↓↓↓

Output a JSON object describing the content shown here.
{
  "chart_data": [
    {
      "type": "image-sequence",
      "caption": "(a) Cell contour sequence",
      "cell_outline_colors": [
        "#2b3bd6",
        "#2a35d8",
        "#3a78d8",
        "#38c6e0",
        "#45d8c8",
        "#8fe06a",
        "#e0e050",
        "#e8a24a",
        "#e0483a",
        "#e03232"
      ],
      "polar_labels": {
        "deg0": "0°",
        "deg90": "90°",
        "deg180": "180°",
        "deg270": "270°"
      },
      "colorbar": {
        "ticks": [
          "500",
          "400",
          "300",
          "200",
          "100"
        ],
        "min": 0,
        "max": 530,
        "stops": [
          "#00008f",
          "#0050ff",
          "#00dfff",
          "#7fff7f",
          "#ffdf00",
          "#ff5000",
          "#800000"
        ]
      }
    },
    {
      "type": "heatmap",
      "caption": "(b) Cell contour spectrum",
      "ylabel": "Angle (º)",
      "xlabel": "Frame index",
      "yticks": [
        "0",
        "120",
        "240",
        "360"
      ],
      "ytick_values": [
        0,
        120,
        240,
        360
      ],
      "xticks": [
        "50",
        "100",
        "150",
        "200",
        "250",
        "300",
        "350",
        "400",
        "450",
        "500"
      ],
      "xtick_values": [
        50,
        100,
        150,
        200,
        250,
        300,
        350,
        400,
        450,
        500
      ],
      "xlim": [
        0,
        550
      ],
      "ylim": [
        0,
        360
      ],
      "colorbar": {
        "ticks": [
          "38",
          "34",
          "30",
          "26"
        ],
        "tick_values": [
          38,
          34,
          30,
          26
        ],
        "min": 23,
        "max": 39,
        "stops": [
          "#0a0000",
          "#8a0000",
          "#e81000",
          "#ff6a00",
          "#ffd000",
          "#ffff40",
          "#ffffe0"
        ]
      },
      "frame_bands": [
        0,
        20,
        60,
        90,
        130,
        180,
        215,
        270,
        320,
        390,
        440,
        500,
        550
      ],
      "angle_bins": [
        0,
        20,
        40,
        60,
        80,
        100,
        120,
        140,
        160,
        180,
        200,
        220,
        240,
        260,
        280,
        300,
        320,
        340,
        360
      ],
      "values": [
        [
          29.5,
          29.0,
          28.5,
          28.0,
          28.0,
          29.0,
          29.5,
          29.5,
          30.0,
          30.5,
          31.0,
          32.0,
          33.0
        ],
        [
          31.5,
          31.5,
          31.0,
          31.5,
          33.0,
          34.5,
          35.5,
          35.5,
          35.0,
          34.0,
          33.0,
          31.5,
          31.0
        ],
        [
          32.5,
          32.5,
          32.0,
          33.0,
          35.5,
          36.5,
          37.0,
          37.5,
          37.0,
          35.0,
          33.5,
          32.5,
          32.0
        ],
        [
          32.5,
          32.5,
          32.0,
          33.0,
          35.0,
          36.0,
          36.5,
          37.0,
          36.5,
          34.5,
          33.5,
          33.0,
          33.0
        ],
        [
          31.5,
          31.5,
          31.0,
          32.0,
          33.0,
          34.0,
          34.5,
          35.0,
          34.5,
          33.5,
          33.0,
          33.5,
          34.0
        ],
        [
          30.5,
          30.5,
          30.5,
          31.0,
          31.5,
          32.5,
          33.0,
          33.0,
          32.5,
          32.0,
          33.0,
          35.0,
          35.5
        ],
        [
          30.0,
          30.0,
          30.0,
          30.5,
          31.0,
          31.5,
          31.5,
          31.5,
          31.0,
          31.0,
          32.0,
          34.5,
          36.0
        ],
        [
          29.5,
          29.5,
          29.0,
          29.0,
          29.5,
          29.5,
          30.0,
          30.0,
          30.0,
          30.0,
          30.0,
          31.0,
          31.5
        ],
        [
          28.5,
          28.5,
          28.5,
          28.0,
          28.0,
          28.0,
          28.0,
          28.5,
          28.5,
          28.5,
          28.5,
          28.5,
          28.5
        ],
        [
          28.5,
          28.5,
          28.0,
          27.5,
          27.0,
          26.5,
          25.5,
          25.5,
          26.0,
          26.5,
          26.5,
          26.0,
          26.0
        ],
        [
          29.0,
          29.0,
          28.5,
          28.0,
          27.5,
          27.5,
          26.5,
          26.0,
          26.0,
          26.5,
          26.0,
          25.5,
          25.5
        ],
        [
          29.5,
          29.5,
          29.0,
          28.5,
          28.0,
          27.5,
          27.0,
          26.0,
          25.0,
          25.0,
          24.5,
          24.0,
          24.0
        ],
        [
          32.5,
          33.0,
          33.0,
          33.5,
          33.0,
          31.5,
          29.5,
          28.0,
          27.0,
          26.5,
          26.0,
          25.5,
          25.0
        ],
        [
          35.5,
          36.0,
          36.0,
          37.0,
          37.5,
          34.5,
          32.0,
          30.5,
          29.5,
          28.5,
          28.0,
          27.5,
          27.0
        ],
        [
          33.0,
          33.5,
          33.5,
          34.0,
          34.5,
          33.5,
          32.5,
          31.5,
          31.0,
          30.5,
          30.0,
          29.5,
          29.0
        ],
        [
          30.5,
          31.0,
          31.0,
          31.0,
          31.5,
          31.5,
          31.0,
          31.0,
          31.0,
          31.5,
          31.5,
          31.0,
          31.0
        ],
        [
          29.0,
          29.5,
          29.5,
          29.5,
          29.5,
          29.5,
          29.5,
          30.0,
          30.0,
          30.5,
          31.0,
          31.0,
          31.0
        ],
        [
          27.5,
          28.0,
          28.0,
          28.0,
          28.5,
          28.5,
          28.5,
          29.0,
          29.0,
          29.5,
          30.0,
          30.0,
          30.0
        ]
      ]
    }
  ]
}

↑↑↑

DESCRIPTION OF THE TASK |
Output all preceding records character for character.

COMPLETE ANSWER |
Output a JSON object describing the content shown here.
{
  "chart_data": [
    {
      "type": "image-sequence",
      "caption": "(a) Cell contour sequence",
      "cell_outline_colors": [
        "#2b3bd6",
        "#2a35d8",
        "#3a78d8",
        "#38c6e0",
        "#45d8c8",
        "#8fe06a",
        "#e0e050",
        "#e8a24a",
        "#e0483a",
        "#e03232"
      ],
      "polar_labels": {
        "deg0": "0°",
        "deg90": "90°",
        "deg180": "180°",
        "deg270": "270°"
      },
      "colorbar": {
        "ticks": [
          "500",
          "400",
          "300",
          "200",
          "100"
        ],
        "min": 0,
        "max": 530,
        "stops": [
          "#00008f",
          "#0050ff",
          "#00dfff",
          "#7fff7f",
          "#ffdf00",
          "#ff5000",
          "#800000"
        ]
      }
    },
    {
      "type": "heatmap",
      "caption": "(b) Cell contour spectrum",
      "ylabel": "Angle (º)",
      "xlabel": "Frame index",
      "yticks": [
        "0",
        "120",
        "240",
        "360"
      ],
      "ytick_values": [
        0,
        120,
        240,
        360
      ],
      "xticks": [
        "50",
        "100",
        "150",
        "200",
        "250",
        "300",
        "350",
        "400",
        "450",
        "500"
      ],
      "xtick_values": [
        50,
        100,
        150,
        200,
        250,
        300,
        350,
        400,
        450,
        500
      ],
      "xlim": [
        0,
        550
      ],
      "ylim": [
        0,
        360
      ],
      "colorbar": {
        "ticks": [
          "38",
          "34",
          "30",
          "26"
        ],
        "tick_values": [
          38,
          34,
          30,
          26
        ],
        "min": 23,
        "max": 39,
        "stops": [
          "#0a0000",
          "#8a0000",
          "#e81000",
          "#ff6a00",
          "#ffd000",
          "#ffff40",
          "#ffffe0"
        ]
      },
      "frame_bands": [
        0,
        20,
        60,
        90,
        130,
        180,
        215,
        270,
        320,
        390,
        440,
        500,
        550
      ],
      "angle_bins": [
        0,
        20,
        40,
        60,
        80,
        100,
        120,
        140,
        160,
        180,
        200,
        220,
        240,
        260,
        280,
        300,
        320,
        340,
        360
      ],
      "values": [
        [
          29.5,
          29.0,
          28.5,
          28.0,
          28.0,
          29.0,
          29.5,
          29.5,
          30.0,
          30.5,
          31.0,
          32.0,
          33.0
        ],
        [
          31.5,
          31.5,
          31.0,
          31.5,
          33.0,
          34.5,
          35.5,
          35.5,
          35.0,
          34.0,
          33.0,
          31.5,
          31.0
        ],
        [
          32.5,
          32.5,
          32.0,
          33.0,
          35.5,
          36.5,
          37.0,
          37.5,
          37.0,
          35.0,
          33.5,
          32.5,
          32.0
        ],
        [
          32.5,
          32.5,
          32.0,
          33.0,
          35.0,
          36.0,
          36.5,
          37.0,
          36.5,
          34.5,
          33.5,
          33.0,
          33.0
        ],
        [
          31.5,
          31.5,
          31.0,
          32.0,
          33.0,
          34.0,
          34.5,
          35.0,
          34.5,
          33.5,
          33.0,
          33.5,
          34.0
        ],
        [
          30.5,
          30.5,
          30.5,
          31.0,
          31.5,
          32.5,
          33.0,
          33.0,
          32.5,
          32.0,
          33.0,
          35.0,
          35.5
        ],
        [
          30.0,
          30.0,
          30.0,
          30.5,
          31.0,
          31.5,
          31.5,
          31.5,
          31.0,
          31.0,
          32.0,
          34.5,
          36.0
        ],
        [
          29.5,
          29.5,
          29.0,
          29.0,
          29.5,
          29.5,
          30.0,
          30.0,
          30.0,
          30.0,
          30.0,
          31.0,
          31.5
        ],
        [
          28.5,
          28.5,
          28.5,
          28.0,
          28.0,
          28.0,
          28.0,
          28.5,
          28.5,
          28.5,
          28.5,
          28.5,
          28.5
        ],
        [
          28.5,
          28.5,
          28.0,
          27.5,
          27.0,
          26.5,
          25.5,
          25.5,
          26.0,
          26.5,
          26.5,
          26.0,
          26.0
        ],
        [
          29.0,
          29.0,
          28.5,
          28.0,
          27.5,
          27.5,
          26.5,
          26.0,
          26.0,
          26.5,
          26.0,
          25.5,
          25.5
        ],
        [
          29.5,
          29.5,
          29.0,
          28.5,
          28.0,
          27.5,
          27.0,
          26.0,
          25.0,
          25.0,
          24.5,
          24.0,
          24.0
        ],
        [
          32.5,
          33.0,
          33.0,
          33.5,
          33.0,
          31.5,
          29.5,
          28.0,
          27.0,
          26.5,
          26.0,
          25.5,
          25.0
        ],
        [
          35.5,
          36.0,
          36.0,
          37.0,
          37.5,
          34.5,
          32.0,
          30.5,
          29.5,
          28.5,
          28.0,
          27.5,
          27.0
        ],
        [
          33.0,
          33.5,
          33.5,
          34.0,
          34.5,
          33.5,
          32.5,
          31.5,
          31.0,
          30.5,
          30.0,
          29.5,
          29.0
        ],
        [
          30.5,
          31.0,
          31.0,
          31.0,
          31.5,
          31.5,
          31.0,
          31.0,
          31.0,
          31.5,
          31.5,
          31.0,
          31.0
        ],
        [
          29.0,
          29.5,
          29.5,
          29.5,
          29.5,
          29.5,
          29.5,
          30.0,
          30.0,
          30.5,
          31.0,
          31.0,
          31.0
        ],
        [
          27.5,
          28.0,
          28.0,
          28.0,
          28.5,
          28.5,
          28.5,
          29.0,
          29.0,
          29.5,
          30.0,
          30.0,
          30.0
        ]
      ]
    }
  ]
}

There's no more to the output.